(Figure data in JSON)
· · · · ·
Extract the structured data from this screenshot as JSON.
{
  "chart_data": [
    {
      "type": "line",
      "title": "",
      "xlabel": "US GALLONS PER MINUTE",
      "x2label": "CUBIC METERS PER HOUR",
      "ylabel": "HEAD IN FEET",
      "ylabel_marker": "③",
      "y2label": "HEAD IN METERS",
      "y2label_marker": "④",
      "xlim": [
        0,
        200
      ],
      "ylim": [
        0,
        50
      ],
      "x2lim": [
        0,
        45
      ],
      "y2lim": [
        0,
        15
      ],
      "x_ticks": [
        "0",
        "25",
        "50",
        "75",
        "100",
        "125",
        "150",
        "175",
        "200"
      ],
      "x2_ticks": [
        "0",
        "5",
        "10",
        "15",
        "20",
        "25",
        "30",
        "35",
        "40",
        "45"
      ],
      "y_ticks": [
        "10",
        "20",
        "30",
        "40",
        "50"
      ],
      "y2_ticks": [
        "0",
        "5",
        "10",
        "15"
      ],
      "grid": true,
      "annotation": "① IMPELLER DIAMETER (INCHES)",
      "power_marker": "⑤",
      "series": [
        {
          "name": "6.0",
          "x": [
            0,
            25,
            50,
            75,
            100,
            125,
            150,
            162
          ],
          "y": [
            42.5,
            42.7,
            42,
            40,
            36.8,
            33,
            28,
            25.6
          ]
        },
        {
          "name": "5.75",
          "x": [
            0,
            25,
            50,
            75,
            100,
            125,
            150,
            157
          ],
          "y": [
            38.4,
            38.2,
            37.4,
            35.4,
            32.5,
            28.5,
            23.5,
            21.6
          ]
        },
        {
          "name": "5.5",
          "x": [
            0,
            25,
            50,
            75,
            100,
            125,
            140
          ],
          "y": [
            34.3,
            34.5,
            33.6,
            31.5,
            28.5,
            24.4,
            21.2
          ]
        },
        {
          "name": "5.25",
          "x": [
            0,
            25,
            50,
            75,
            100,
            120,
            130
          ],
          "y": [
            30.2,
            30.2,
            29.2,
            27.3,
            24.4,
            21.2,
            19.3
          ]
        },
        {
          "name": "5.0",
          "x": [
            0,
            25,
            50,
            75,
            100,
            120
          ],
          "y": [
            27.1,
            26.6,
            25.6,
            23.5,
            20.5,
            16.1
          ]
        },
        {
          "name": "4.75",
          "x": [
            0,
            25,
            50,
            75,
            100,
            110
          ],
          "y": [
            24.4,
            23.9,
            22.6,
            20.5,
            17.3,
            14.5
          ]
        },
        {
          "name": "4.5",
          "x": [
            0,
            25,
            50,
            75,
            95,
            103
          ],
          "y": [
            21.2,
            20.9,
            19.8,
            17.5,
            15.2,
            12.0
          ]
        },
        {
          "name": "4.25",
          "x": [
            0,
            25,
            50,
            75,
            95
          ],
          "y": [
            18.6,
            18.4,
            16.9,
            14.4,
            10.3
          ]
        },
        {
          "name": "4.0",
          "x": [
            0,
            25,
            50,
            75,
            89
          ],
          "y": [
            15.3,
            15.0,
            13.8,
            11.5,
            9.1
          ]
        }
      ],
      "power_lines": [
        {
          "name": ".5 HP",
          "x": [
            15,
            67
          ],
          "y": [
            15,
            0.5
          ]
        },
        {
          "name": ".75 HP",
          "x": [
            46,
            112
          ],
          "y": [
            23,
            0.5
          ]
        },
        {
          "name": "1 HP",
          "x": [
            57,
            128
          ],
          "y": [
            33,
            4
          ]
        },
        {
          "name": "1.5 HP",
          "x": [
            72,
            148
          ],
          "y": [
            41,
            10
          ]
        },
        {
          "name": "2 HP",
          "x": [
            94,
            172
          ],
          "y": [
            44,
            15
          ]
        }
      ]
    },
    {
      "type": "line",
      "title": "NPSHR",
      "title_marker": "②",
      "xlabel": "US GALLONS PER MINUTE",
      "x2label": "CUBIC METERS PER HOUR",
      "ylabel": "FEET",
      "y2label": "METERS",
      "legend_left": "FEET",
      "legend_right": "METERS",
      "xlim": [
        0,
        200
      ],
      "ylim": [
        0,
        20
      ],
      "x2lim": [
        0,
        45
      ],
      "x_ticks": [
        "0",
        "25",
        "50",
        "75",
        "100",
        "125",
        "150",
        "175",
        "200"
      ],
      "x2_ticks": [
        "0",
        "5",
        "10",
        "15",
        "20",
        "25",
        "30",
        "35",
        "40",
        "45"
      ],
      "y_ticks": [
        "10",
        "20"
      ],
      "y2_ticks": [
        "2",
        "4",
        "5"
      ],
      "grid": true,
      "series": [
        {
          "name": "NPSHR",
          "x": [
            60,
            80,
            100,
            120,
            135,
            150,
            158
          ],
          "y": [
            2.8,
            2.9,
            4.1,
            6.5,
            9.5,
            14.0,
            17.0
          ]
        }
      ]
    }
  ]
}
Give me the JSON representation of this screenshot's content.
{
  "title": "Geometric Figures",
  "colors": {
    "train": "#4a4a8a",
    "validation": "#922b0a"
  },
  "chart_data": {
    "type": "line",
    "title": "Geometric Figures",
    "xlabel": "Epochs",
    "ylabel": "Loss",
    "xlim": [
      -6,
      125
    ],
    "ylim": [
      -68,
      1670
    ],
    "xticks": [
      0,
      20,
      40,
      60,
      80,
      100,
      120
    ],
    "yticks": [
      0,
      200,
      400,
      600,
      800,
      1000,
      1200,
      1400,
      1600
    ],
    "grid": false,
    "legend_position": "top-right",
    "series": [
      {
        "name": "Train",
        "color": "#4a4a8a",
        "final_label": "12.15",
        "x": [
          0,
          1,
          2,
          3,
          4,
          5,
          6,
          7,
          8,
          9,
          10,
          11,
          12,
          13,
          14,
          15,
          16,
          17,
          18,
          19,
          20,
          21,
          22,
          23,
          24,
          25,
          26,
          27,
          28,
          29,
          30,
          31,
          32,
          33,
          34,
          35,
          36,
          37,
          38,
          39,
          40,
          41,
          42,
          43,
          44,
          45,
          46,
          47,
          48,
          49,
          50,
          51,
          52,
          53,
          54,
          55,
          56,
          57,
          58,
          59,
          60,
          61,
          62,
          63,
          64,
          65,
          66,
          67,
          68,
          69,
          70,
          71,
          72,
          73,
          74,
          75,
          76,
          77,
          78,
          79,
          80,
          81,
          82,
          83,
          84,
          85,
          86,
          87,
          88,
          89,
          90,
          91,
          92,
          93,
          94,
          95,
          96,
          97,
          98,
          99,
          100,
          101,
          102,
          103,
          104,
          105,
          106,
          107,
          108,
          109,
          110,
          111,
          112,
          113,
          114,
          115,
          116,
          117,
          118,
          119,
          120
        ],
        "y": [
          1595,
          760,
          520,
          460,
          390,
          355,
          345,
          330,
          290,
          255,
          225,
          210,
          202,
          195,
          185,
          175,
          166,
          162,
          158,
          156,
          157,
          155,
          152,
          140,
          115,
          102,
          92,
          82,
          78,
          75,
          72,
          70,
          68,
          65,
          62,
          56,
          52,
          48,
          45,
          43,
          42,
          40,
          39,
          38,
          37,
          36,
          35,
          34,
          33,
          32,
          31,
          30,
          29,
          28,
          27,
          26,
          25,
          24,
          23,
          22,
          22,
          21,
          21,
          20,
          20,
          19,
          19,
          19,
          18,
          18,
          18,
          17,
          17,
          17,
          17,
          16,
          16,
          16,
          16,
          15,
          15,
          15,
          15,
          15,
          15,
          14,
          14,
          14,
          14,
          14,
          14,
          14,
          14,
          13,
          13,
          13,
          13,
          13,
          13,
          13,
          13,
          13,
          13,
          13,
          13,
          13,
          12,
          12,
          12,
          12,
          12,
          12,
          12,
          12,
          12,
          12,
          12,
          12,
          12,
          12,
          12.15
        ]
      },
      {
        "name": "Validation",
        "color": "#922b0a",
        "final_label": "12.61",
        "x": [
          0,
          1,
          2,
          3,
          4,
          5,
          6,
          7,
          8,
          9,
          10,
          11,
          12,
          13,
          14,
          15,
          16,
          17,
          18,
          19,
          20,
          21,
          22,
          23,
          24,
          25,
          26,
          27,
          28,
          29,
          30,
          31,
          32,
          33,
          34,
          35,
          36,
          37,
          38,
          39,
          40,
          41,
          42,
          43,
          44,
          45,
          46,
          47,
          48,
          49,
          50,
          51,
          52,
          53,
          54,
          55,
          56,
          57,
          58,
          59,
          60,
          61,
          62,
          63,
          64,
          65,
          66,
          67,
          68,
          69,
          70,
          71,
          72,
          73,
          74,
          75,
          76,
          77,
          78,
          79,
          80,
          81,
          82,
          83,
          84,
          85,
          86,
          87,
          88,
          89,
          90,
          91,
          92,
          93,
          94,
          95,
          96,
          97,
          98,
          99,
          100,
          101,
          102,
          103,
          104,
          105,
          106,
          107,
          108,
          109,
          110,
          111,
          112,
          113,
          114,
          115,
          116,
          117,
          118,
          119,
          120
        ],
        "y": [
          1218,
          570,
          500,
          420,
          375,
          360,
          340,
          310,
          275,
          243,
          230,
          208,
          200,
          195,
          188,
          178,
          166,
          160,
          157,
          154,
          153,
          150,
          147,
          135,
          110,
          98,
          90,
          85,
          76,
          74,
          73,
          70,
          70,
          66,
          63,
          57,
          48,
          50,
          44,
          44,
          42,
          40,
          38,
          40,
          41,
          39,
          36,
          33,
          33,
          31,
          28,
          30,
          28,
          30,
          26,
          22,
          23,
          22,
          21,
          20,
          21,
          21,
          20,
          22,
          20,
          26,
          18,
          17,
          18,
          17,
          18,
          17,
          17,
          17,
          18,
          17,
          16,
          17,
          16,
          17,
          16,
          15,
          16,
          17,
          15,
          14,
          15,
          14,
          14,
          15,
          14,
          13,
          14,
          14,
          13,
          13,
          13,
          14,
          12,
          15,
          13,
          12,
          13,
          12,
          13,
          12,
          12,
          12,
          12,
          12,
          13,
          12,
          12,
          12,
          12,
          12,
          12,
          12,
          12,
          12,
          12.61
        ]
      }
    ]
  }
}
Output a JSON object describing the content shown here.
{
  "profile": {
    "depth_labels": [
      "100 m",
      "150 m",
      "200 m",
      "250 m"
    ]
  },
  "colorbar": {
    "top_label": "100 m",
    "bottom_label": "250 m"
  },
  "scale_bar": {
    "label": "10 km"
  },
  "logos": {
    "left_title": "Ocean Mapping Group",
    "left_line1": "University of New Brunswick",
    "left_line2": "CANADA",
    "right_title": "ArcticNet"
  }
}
· · · · ·
Pull out all lines from the entries above that include the word "this".

• _Result_
Extract the structured data from this screenshot as JSON.
Give me the JSON representation of this screenshot's content.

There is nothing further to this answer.